WHAT THE EXERCISE ASKS: Reproduce all of the data exactly, with no line skipped.

------ AVAILABLE RECORDS

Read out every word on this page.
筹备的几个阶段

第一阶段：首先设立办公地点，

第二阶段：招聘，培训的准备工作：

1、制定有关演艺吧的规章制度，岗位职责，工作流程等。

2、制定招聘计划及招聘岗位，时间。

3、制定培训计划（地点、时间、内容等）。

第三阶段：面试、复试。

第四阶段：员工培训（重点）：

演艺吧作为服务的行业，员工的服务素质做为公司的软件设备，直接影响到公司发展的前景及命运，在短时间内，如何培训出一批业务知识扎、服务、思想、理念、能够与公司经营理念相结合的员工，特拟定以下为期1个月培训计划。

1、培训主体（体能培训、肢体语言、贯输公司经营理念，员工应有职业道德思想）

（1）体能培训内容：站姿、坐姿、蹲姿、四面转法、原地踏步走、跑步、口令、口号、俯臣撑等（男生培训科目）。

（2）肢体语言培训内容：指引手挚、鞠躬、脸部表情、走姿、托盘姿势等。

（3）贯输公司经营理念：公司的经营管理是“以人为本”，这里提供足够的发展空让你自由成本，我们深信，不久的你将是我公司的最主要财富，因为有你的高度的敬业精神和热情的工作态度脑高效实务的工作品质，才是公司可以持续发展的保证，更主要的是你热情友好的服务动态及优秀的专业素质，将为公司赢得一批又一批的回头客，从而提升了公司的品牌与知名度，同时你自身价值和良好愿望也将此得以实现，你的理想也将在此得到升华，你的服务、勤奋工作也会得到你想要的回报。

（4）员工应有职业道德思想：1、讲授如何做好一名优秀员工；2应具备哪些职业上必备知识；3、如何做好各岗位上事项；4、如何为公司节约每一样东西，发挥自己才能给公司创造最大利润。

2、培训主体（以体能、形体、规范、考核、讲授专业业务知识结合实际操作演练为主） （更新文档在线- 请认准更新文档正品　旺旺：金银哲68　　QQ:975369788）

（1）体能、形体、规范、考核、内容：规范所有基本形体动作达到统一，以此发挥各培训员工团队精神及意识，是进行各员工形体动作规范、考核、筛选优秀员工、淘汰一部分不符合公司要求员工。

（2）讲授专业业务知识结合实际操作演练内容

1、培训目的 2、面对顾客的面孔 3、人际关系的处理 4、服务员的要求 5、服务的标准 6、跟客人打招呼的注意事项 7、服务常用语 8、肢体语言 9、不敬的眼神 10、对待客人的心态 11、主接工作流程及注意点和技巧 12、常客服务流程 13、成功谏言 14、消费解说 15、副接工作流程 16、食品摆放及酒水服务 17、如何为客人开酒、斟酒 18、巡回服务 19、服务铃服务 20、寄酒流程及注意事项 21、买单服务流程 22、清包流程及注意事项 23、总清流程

------------

THE RESPONSE:
Read out every word on this page.
筹备的几个阶段

第一阶段：首先设立办公地点，

第二阶段：招聘，培训的准备工作：

1、制定有关演艺吧的规章制度，岗位职责，工作流程等。

2、制定招聘计划及招聘岗位，时间。

3、制定培训计划（地点、时间、内容等）。

第三阶段：面试、复试。

第四阶段：员工培训（重点）：

演艺吧作为服务的行业，员工的服务素质做为公司的软件设备，直接影响到公司发展的前景及命运，在短时间内，如何培训出一批业务知识扎、服务、思想、理念、能够与公司经营理念相结合的员工，特拟定以下为期1个月培训计划。

1、培训主体（体能培训、肢体语言、贯输公司经营理念，员工应有职业道德思想）

（1）体能培训内容：站姿、坐姿、蹲姿、四面转法、原地踏步走、跑步、口令、口号、俯臣撑等（男生培训科目）。

（2）肢体语言培训内容：指引手挚、鞠躬、脸部表情、走姿、托盘姿势等。

（3）贯输公司经营理念：公司的经营管理是“以人为本”，这里提供足够的发展空让你自由成本，我们深信，不久的你将是我公司的最主要财富，因为有你的高度的敬业精神和热情的工作态度脑高效实务的工作品质，才是公司可以持续发展的保证，更主要的是你热情友好的服务动态及优秀的专业素质，将为公司赢得一批又一批的回头客，从而提升了公司的品牌与知名度，同时你自身价值和良好愿望也将此得以实现，你的理想也将在此得到升华，你的服务、勤奋工作也会得到你想要的回报。

（4）员工应有职业道德思想：1、讲授如何做好一名优秀员工；2应具备哪些职业上必备知识；3、如何做好各岗位上事项；4、如何为公司节约每一样东西，发挥自己才能给公司创造最大利润。

2、培训主体（以体能、形体、规范、考核、讲授专业业务知识结合实际操作演练为主） （更新文档在线- 请认准更新文档正品　旺旺：金银哲68　　QQ:975369788）

（1）体能、形体、规范、考核、内容：规范所有基本形体动作达到统一，以此发挥各培训员工团队精神及意识，是进行各员工形体动作规范、考核、筛选优秀员工、淘汰一部分不符合公司要求员工。

（2）讲授专业业务知识结合实际操作演练内容

1、培训目的 2、面对顾客的面孔 3、人际关系的处理 4、服务员的要求 5、服务的标准 6、跟客人打招呼的注意事项 7、服务常用语 8、肢体语言 9、不敬的眼神 10、对待客人的心态 11、主接工作流程及注意点和技巧 12、常客服务流程 13、成功谏言 14、消费解说 15、副接工作流程 16、食品摆放及酒水服务 17、如何为客人开酒、斟酒 18、巡回服务 19、服务铃服务 20、寄酒流程及注意事项 21、买单服务流程 22、清包流程及注意事项 23、总清流程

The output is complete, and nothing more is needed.